[START]

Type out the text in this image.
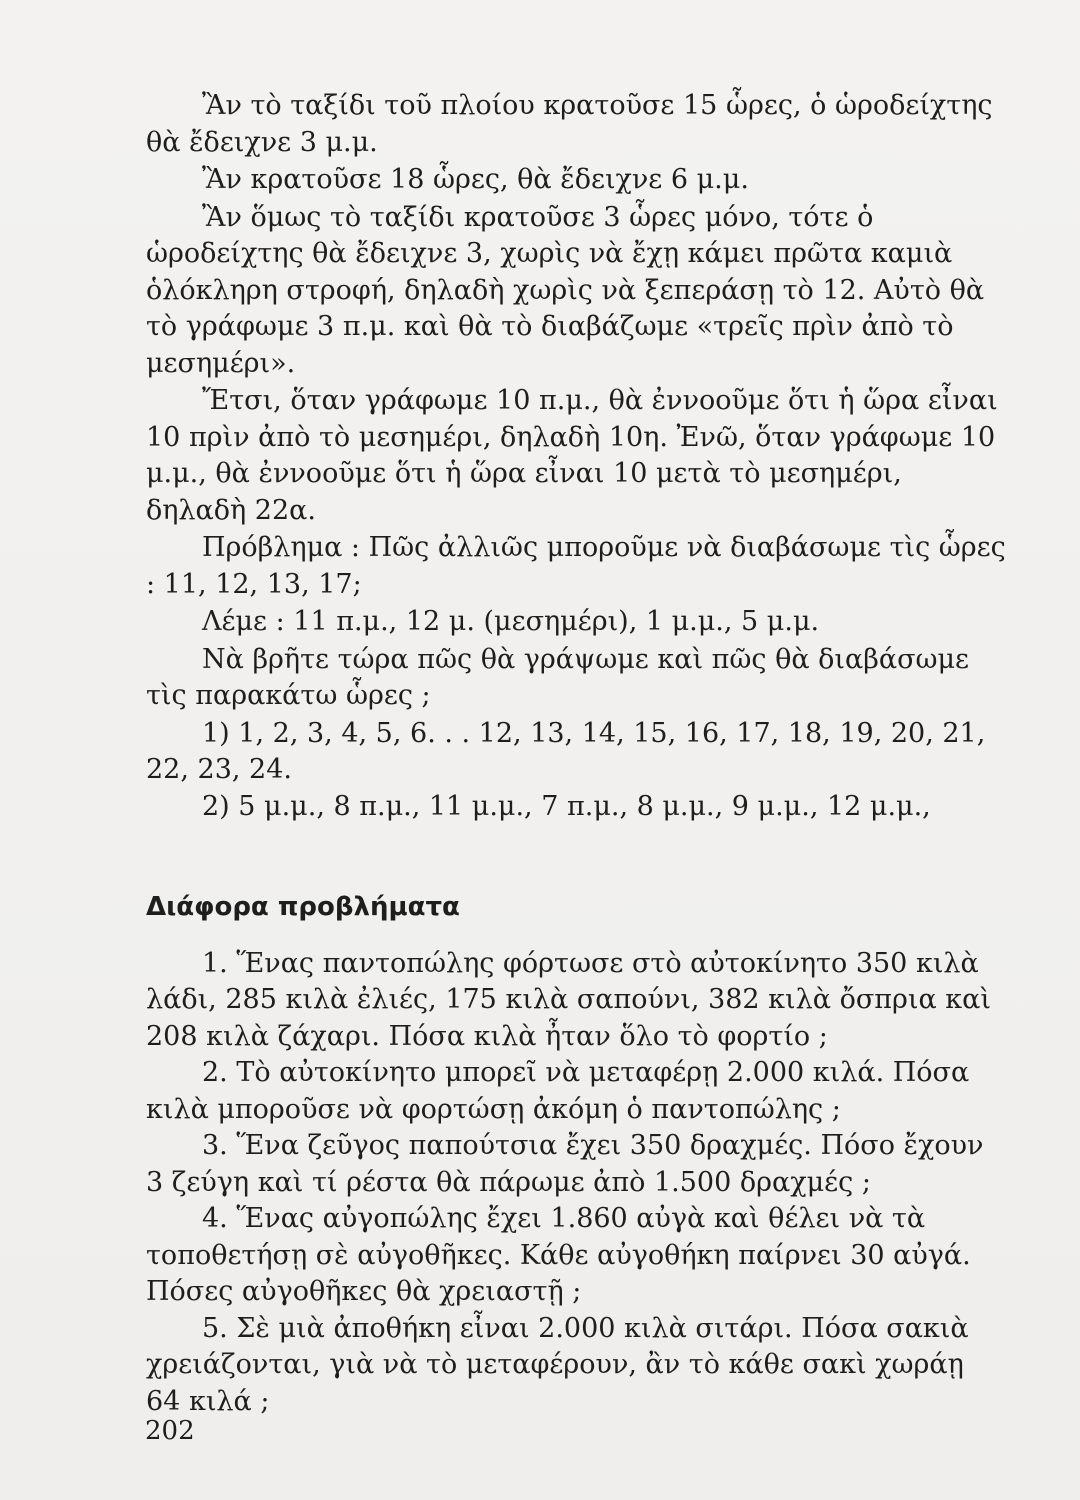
Ἂν τὸ ταξίδι τοῦ πλοίου κρατοῦσε 15 ὧρες, ὁ ὡροδείχτης θὰ ἔδειχνε 3 μ.μ.

Ἂν κρατοῦσε 18 ὧρες, θὰ ἔδειχνε 6 μ.μ.

Ἂν ὅμως τὸ ταξίδι κρατοῦσε 3 ὧρες μόνο, τότε ὁ ὡροδείχτης θὰ ἔδειχνε 3, χωρὶς νὰ ἔχῃ κάμει πρῶτα καμιὰ ὁλόκληρη στροφή, δηλαδὴ χωρὶς νὰ ξεπεράσῃ τὸ 12. Αὐτὸ θὰ τὸ γράφωμε 3 π.μ. καὶ θὰ τὸ διαβάζωμε «τρεῖς πρὶν ἀπὸ τὸ μεσημέρι».

Ἔτσι, ὅταν γράφωμε 10 π.μ., θὰ ἐννοοῦμε ὅτι ἡ ὥρα εἶναι 10 πρὶν ἀπὸ τὸ μεσημέρι, δηλαδὴ 10η. Ἐνῶ, ὅταν γράφωμε 10 μ.μ., θὰ ἐννοοῦμε ὅτι ἡ ὥρα εἶναι 10 μετὰ τὸ μεσημέρι, δηλαδὴ 22α.

Πρόβλημα : Πῶς ἀλλιῶς μποροῦμε νὰ διαβάσωμε τὶς ὧρες : 11, 12, 13, 17;

Λέμε : 11 π.μ., 12 μ. (μεσημέρι), 1 μ.μ., 5 μ.μ.

Νὰ βρῆτε τώρα πῶς θὰ γράψωμε καὶ πῶς θὰ διαβάσωμε τὶς παρακάτω ὧρες ;

1) 1, 2, 3, 4, 5, 6. . . 12, 13, 14, 15, 16, 17, 18, 19, 20, 21, 22, 23, 24.

2) 5 μ.μ., 8 π.μ., 11 μ.μ., 7 π.μ., 8 μ.μ., 9 μ.μ., 12 μ.μ.,

Διάφορα προβλήματα

1. Ἕνας παντοπώλης φόρτωσε στὸ αὐτοκίνητο 350 κιλὰ λάδι, 285 κιλὰ ἐλιές, 175 κιλὰ σαπούνι, 382 κιλὰ ὄσπρια καὶ 208 κιλὰ ζάχαρι. Πόσα κιλὰ ἦταν ὅλο τὸ φορτίο ;

2. Τὸ αὐτοκίνητο μπορεῖ νὰ μεταφέρῃ 2.000 κιλά. Πόσα κιλὰ μποροῦσε νὰ φορτώσῃ ἀκόμη ὁ παντοπώλης ;

3. Ἕνα ζεῦγος παπούτσια ἔχει 350 δραχμές. Πόσο ἔχουν 3 ζεύγη καὶ τί ρέστα θὰ πάρωμε ἀπὸ 1.500 δραχμές ;

4. Ἕνας αὐγοπώλης ἔχει 1.860 αὐγὰ καὶ θέλει νὰ τὰ τοποθετήσῃ σὲ αὐγοθῆκες. Κάθε αὐγοθήκη παίρνει 30 αὐγά. Πόσες αὐγοθῆκες θὰ χρειαστῇ ;

5. Σὲ μιὰ ἀποθήκη εἶναι 2.000 κιλὰ σιτάρι. Πόσα σακιὰ χρειάζονται, γιὰ νὰ τὸ μεταφέρουν, ἂν τὸ κάθε σακὶ χωράῃ 64 κιλά ;

202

[END]

• Problem details: Return the material word for word. Pictures are not part of the copy.

• Answer to the task:
Type out the text in this image.
Ἂν τὸ ταξίδι τοῦ πλοίου κρατοῦσε 15 ὧρες, ὁ ὡροδείχτης θὰ ἔδειχνε 3 μ.μ.

Ἂν κρατοῦσε 18 ὧρες, θὰ ἔδειχνε 6 μ.μ.

Ἂν ὅμως τὸ ταξίδι κρατοῦσε 3 ὧρες μόνο, τότε ὁ ὡροδείχτης θὰ ἔδειχνε 3, χωρὶς νὰ ἔχῃ κάμει πρῶτα καμιὰ ὁλόκληρη στροφή, δηλαδὴ χωρὶς νὰ ξεπεράσῃ τὸ 12. Αὐτὸ θὰ τὸ γράφωμε 3 π.μ. καὶ θὰ τὸ διαβάζωμε «τρεῖς πρὶν ἀπὸ τὸ μεσημέρι».

Ἔτσι, ὅταν γράφωμε 10 π.μ., θὰ ἐννοοῦμε ὅτι ἡ ὥρα εἶναι 10 πρὶν ἀπὸ τὸ μεσημέρι, δηλαδὴ 10η. Ἐνῶ, ὅταν γράφωμε 10 μ.μ., θὰ ἐννοοῦμε ὅτι ἡ ὥρα εἶναι 10 μετὰ τὸ μεσημέρι, δηλαδὴ 22α.

Πρόβλημα : Πῶς ἀλλιῶς μποροῦμε νὰ διαβάσωμε τὶς ὧρες : 11, 12, 13, 17;

Λέμε : 11 π.μ., 12 μ. (μεσημέρι), 1 μ.μ., 5 μ.μ.

Νὰ βρῆτε τώρα πῶς θὰ γράψωμε καὶ πῶς θὰ διαβάσωμε τὶς παρακάτω ὧρες ;

1) 1, 2, 3, 4, 5, 6. . . 12, 13, 14, 15, 16, 17, 18, 19, 20, 21, 22, 23, 24.

2) 5 μ.μ., 8 π.μ., 11 μ.μ., 7 π.μ., 8 μ.μ., 9 μ.μ., 12 μ.μ.,

Διάφορα προβλήματα

1. Ἕνας παντοπώλης φόρτωσε στὸ αὐτοκίνητο 350 κιλὰ λάδι, 285 κιλὰ ἐλιές, 175 κιλὰ σαπούνι, 382 κιλὰ ὄσπρια καὶ 208 κιλὰ ζάχαρι. Πόσα κιλὰ ἦταν ὅλο τὸ φορτίο ;

2. Τὸ αὐτοκίνητο μπορεῖ νὰ μεταφέρῃ 2.000 κιλά. Πόσα κιλὰ μποροῦσε νὰ φορτώσῃ ἀκόμη ὁ παντοπώλης ;

3. Ἕνα ζεῦγος παπούτσια ἔχει 350 δραχμές. Πόσο ἔχουν 3 ζεύγη καὶ τί ρέστα θὰ πάρωμε ἀπὸ 1.500 δραχμές ;

4. Ἕνας αὐγοπώλης ἔχει 1.860 αὐγὰ καὶ θέλει νὰ τὰ τοποθετήσῃ σὲ αὐγοθῆκες. Κάθε αὐγοθήκη παίρνει 30 αὐγά. Πόσες αὐγοθῆκες θὰ χρειαστῇ ;

5. Σὲ μιὰ ἀποθήκη εἶναι 2.000 κιλὰ σιτάρι. Πόσα σακιὰ χρειάζονται, γιὰ νὰ τὸ μεταφέρουν, ἂν τὸ κάθε σακὶ χωράῃ 64 κιλά ;

202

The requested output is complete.